WHAT THE EXERCISE ASKS:
Locate the word "JSON" in the data below, then copy every line that holds it.

EXCERPTED DATA:
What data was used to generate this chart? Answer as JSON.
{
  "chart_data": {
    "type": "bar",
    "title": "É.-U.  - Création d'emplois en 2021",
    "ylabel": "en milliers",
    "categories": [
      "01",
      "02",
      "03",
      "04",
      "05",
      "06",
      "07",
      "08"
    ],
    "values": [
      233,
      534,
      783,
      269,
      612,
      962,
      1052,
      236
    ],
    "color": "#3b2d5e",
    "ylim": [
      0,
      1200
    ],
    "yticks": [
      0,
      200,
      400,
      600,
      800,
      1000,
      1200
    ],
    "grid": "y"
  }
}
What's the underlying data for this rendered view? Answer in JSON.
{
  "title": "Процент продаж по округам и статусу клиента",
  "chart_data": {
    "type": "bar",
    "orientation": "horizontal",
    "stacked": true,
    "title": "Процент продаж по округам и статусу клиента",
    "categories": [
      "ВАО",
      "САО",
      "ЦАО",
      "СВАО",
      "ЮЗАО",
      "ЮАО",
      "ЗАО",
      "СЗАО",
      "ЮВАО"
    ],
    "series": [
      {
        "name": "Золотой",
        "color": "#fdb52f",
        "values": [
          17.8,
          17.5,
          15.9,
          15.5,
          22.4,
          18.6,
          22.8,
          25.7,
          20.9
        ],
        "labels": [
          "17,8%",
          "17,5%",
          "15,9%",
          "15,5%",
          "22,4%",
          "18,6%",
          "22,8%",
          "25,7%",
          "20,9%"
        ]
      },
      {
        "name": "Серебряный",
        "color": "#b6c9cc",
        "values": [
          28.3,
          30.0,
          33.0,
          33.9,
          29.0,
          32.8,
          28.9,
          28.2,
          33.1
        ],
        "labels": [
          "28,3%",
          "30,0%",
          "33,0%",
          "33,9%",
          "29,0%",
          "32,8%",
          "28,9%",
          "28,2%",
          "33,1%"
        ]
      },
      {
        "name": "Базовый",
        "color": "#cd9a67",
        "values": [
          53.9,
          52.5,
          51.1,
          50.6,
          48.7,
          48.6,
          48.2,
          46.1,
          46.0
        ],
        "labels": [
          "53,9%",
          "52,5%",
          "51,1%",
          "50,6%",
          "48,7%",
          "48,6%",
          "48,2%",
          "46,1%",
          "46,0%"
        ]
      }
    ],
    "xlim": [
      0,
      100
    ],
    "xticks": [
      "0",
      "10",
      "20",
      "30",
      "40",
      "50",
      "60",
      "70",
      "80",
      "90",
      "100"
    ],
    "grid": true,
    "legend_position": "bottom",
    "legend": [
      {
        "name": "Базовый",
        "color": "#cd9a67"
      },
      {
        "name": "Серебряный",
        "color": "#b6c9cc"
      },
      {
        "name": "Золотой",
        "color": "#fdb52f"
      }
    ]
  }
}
---
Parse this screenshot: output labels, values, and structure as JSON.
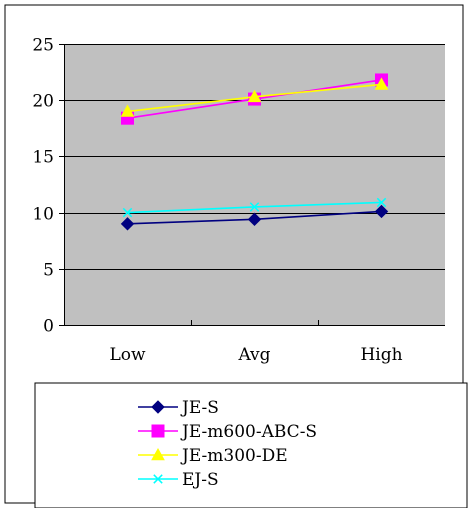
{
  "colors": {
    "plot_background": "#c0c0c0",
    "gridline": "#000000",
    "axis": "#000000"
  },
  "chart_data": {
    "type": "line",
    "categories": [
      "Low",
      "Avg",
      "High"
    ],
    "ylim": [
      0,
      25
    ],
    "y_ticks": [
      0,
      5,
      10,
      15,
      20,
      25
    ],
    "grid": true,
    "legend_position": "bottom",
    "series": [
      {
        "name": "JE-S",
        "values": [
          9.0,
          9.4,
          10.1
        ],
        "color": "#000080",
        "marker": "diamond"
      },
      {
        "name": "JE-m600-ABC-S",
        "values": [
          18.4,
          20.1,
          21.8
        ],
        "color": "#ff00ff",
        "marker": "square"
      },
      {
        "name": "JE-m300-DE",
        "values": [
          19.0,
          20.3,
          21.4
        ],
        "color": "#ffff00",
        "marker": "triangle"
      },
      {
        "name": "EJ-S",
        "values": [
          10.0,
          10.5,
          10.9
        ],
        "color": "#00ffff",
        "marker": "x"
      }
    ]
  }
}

WRITTEN ANSWER:
What data was used to generate this chart? Answer as JSON.
What's the underlying data for this rendered view? Answer in JSON.
Parse this screenshot: output labels, values, and structure as JSON.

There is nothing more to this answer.